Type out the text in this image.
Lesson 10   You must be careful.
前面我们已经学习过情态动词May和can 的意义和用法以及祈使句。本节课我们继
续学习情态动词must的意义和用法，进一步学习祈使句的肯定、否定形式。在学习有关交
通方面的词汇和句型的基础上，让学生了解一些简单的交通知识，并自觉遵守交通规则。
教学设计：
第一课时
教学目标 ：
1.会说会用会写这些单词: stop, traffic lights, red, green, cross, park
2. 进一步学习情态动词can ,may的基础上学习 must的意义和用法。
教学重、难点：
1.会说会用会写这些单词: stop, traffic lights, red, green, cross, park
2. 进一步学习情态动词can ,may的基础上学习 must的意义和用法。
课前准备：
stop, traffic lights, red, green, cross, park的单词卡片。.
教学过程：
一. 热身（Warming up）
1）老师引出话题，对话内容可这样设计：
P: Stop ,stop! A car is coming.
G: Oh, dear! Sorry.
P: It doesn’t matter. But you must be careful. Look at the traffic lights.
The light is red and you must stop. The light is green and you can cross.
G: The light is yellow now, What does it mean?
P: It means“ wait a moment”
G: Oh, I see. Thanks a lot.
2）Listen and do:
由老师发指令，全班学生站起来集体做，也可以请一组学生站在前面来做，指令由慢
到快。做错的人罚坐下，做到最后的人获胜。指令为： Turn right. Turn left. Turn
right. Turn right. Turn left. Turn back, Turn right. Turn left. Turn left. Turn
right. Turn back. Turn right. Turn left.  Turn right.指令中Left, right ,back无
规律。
◇ ◇ ◇
REQUIRED TASK —
In the records above, find each line holding "green" and copy it.

FULL ANSWER —
1.会说会用会写这些单词: stop, traffic lights, red, green, cross, park
1.会说会用会写这些单词: stop, traffic lights, red, green, cross, park
stop, traffic lights, red, green, cross, park的单词卡片。.
The light is red and you must stop. The light is green and you can cross.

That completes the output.